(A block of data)
"""

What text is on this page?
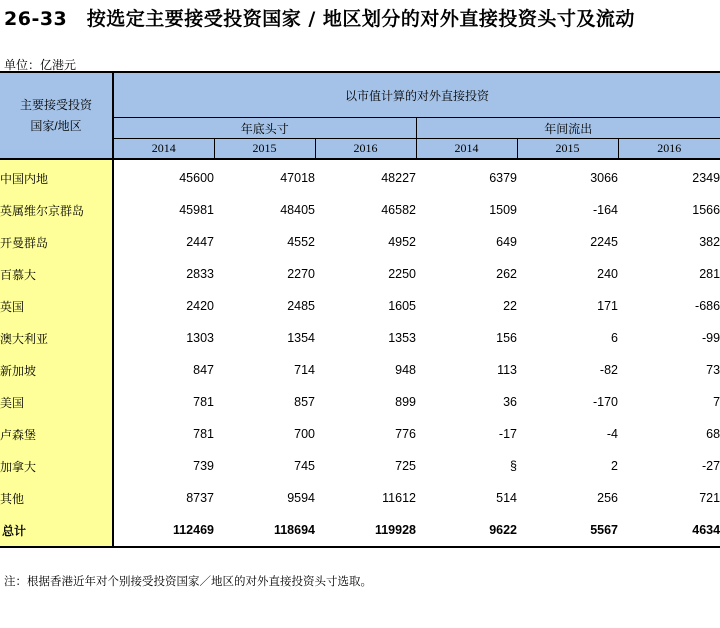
26-33　按选定主要接受投资国家 / 地区划分的对外直接投资头寸及流动
单位：亿港元
主要接受投资
国家/地区	以市值计算的对外直接投资					
	年底头寸			年间流出		
	2014	2015	2016	2014	2015	2016
中国内地	45600	47018	48227	6379	3066	2349
英属维尔京群岛	45981	48405	46582	1509	-164	1566
开曼群岛	2447	4552	4952	649	2245	382
百慕大	2833	2270	2250	262	240	281
英国	2420	2485	1605	22	171	-686
澳大利亚	1303	1354	1353	156	6	-99
新加坡	847	714	948	113	-82	73
美国	781	857	899	36	-170	7
卢森堡	781	700	776	-17	-4	68
加拿大	739	745	725	§	2	-27
其他	8737	9594	11612	514	256	721
总计	112469	118694	119928	9622	5567	4634
注：根据香港近年对个别接受投资国家／地区的对外直接投资头寸选取。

"""

EXERCISE AIM ::
Your task is to retype all the entries exactly and leave out any pictures.

COMPLETED EXERCISE ::
What text is on this page?
26-33　按选定主要接受投资国家 / 地区划分的对外直接投资头寸及流动
单位：亿港元
主要接受投资
国家/地区	以市值计算的对外直接投资					
	年底头寸			年间流出		
	2014	2015	2016	2014	2015	2016
中国内地	45600	47018	48227	6379	3066	2349
英属维尔京群岛	45981	48405	46582	1509	-164	1566
开曼群岛	2447	4552	4952	649	2245	382
百慕大	2833	2270	2250	262	240	281
英国	2420	2485	1605	22	171	-686
澳大利亚	1303	1354	1353	156	6	-99
新加坡	847	714	948	113	-82	73
美国	781	857	899	36	-170	7
卢森堡	781	700	776	-17	-4	68
加拿大	739	745	725	§	2	-27
其他	8737	9594	11612	514	256	721
总计	112469	118694	119928	9622	5567	4634
注：根据香港近年对个别接受投资国家／地区的对外直接投资头寸选取。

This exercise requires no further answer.